Requirement: Extract and list every line that contains the word "name".

Records shown start

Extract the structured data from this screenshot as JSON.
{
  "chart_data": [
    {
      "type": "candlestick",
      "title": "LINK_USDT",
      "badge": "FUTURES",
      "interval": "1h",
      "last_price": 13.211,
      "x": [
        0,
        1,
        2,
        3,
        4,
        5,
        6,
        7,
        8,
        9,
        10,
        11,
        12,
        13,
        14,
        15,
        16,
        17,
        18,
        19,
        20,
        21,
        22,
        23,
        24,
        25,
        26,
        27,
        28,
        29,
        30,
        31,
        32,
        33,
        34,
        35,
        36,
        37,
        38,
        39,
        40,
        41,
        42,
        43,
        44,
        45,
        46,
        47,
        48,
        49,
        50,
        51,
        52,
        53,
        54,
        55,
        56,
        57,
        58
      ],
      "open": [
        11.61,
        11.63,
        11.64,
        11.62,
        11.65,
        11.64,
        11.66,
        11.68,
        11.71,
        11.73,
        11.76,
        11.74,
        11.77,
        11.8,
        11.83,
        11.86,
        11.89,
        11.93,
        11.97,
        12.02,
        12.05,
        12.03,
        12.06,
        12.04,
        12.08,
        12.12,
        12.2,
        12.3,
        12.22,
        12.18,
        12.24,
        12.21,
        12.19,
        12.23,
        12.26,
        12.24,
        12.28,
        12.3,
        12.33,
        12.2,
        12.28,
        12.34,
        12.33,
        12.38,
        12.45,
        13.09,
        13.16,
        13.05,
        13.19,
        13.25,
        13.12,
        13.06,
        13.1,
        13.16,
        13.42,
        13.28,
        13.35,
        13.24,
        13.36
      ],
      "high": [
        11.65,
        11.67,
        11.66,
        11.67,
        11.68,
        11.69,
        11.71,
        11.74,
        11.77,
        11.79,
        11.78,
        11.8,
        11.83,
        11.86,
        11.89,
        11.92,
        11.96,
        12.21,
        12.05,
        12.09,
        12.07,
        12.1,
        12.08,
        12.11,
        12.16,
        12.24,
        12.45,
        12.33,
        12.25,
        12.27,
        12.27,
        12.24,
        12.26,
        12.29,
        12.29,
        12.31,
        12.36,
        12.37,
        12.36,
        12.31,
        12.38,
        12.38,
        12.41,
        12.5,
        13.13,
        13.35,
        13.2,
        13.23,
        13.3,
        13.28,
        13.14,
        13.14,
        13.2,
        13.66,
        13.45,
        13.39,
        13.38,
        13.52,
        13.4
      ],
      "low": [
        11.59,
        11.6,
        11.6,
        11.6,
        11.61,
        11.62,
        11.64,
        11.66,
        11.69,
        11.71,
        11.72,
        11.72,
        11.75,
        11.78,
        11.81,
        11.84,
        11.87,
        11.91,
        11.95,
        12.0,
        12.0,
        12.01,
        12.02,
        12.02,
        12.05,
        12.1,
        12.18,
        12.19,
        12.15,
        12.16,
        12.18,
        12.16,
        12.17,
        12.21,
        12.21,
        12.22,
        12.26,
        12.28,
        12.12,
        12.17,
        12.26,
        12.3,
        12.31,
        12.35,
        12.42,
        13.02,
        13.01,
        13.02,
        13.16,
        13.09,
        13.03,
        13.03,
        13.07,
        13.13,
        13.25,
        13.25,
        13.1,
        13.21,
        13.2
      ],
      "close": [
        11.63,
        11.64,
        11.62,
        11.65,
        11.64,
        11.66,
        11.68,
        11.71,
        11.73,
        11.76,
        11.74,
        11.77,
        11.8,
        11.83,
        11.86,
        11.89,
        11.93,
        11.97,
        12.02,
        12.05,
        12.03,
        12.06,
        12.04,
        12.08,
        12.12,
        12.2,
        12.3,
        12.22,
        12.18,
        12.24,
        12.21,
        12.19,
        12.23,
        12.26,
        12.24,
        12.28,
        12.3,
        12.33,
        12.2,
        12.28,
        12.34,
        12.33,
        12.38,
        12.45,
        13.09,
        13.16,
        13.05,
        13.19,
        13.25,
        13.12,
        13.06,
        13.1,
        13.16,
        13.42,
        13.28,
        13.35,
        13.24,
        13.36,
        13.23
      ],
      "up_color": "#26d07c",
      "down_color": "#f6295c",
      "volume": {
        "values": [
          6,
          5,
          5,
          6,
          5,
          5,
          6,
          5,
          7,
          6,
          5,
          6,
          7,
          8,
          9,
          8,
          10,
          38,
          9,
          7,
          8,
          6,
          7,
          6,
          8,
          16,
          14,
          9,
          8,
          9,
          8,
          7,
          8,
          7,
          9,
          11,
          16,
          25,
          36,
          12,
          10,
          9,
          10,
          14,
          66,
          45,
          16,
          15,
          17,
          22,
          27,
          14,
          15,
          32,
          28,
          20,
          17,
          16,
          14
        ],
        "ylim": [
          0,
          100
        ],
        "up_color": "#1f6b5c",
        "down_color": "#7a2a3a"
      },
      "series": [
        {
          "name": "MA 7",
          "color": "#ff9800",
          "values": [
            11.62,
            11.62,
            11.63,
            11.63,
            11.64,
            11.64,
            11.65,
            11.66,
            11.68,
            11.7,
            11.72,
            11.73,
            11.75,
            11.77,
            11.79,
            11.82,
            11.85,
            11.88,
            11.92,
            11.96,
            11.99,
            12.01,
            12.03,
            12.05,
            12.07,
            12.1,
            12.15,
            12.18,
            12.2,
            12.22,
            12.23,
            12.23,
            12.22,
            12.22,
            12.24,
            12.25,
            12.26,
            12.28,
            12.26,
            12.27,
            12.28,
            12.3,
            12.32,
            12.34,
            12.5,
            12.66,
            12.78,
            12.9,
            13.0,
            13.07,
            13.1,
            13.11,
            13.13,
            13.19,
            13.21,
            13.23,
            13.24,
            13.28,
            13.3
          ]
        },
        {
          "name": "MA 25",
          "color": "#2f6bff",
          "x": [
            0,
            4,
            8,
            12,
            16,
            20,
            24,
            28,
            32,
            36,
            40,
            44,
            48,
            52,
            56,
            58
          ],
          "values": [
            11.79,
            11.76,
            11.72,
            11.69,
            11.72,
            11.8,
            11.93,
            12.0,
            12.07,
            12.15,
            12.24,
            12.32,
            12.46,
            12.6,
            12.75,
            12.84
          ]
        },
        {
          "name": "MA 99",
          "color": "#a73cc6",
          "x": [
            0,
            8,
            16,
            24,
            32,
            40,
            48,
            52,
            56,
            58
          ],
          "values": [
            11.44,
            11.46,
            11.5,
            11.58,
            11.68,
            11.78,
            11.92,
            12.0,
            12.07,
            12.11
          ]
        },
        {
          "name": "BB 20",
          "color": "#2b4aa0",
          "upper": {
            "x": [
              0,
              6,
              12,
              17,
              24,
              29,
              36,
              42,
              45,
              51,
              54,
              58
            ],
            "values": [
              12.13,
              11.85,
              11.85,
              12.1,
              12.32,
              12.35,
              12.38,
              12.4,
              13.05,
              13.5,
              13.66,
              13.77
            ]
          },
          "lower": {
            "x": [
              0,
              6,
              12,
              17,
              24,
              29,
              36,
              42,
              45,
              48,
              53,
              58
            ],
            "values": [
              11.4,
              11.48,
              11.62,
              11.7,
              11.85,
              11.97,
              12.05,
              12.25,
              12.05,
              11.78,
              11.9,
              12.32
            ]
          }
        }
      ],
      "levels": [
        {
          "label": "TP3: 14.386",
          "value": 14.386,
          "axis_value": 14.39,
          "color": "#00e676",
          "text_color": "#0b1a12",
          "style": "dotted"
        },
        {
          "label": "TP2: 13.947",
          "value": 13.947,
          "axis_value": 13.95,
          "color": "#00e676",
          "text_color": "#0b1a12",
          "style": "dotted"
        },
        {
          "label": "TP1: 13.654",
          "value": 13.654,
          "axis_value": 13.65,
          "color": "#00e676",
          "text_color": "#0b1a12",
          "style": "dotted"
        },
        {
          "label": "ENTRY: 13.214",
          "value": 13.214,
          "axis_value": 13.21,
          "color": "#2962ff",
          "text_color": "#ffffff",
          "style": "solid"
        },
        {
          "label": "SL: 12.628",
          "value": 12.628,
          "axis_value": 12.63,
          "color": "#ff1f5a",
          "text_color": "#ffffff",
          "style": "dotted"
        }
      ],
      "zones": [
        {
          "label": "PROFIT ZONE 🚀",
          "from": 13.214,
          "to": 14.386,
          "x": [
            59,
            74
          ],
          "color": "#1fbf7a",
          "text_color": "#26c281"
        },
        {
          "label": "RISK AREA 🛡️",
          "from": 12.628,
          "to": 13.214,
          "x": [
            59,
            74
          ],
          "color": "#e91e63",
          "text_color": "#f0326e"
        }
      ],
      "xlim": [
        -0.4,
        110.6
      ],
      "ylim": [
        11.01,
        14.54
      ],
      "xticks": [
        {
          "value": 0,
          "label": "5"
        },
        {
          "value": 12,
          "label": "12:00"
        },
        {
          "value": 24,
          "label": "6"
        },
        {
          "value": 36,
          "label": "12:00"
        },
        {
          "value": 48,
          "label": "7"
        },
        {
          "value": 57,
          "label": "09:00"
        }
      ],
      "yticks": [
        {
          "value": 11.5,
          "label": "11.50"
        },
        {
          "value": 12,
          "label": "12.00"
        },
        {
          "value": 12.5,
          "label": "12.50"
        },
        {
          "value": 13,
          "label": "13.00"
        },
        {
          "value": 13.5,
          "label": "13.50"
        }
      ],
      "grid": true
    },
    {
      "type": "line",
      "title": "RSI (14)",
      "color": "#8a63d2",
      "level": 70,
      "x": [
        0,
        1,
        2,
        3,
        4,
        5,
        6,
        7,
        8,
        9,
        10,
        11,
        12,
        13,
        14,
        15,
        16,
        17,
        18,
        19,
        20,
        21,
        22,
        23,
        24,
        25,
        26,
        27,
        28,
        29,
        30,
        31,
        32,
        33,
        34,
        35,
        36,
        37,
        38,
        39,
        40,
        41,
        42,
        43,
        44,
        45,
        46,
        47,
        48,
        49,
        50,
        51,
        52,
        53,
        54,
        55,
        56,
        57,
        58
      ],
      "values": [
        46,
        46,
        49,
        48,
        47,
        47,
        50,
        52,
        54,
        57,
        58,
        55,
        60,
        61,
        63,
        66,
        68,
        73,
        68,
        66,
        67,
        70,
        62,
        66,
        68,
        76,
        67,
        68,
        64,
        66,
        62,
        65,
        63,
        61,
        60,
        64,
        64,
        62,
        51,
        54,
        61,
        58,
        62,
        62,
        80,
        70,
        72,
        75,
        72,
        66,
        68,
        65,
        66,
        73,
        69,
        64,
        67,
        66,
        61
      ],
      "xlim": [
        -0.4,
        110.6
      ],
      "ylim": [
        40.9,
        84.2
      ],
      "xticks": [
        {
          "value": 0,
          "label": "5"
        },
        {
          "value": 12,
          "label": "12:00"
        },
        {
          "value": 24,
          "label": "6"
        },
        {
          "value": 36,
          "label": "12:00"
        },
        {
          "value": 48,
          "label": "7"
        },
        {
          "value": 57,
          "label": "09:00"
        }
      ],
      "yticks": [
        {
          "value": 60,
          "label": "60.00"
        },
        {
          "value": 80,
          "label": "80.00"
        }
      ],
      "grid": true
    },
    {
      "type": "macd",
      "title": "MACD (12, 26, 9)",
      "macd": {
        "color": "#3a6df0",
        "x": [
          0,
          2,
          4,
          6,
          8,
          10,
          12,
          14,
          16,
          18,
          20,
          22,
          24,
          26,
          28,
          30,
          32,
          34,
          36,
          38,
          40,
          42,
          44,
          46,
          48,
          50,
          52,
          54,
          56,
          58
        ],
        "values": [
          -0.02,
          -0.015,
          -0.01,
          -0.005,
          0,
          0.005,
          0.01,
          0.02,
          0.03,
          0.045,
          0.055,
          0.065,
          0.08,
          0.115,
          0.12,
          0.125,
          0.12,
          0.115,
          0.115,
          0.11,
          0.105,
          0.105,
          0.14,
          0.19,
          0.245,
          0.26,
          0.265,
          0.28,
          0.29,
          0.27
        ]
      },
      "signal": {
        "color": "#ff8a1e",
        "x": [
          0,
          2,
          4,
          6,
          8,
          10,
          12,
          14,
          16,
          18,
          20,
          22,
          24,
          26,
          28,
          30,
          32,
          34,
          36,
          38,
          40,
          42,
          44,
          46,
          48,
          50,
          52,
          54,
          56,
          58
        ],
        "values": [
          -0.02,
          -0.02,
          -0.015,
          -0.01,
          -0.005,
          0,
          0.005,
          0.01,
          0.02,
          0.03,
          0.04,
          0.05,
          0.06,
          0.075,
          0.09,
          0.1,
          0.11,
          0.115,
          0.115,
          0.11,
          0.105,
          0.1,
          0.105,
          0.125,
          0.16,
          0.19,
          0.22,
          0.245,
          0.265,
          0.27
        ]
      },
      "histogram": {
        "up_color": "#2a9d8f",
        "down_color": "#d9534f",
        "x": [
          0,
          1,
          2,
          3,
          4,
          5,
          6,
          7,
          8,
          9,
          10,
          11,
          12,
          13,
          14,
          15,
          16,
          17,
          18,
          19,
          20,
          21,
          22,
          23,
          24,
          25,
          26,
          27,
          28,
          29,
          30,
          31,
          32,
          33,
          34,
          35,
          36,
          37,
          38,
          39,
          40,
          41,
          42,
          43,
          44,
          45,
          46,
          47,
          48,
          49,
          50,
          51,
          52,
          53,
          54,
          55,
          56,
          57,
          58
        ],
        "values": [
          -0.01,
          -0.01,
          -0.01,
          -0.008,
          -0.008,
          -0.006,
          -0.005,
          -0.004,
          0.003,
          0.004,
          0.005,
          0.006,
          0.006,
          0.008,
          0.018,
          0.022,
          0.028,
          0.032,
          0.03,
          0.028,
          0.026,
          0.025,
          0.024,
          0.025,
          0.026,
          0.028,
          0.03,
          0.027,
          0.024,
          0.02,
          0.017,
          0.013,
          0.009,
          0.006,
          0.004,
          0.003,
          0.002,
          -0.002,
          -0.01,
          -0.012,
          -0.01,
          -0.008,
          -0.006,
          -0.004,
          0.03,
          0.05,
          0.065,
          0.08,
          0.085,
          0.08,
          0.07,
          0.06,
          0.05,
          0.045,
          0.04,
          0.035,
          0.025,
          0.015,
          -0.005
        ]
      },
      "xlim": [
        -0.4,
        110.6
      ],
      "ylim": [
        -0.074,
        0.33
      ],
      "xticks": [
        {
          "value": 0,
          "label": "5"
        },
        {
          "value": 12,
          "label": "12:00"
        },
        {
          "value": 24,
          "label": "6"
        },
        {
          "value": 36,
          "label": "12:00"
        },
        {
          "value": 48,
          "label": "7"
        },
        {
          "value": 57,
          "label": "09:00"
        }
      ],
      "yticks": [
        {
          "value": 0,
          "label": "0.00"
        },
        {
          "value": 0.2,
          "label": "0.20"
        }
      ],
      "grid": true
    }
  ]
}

Records shown end

Reply to the task:
          "name": "MA 7",
          "name": "MA 25",
          "name": "MA 99",
          "name": "BB 20",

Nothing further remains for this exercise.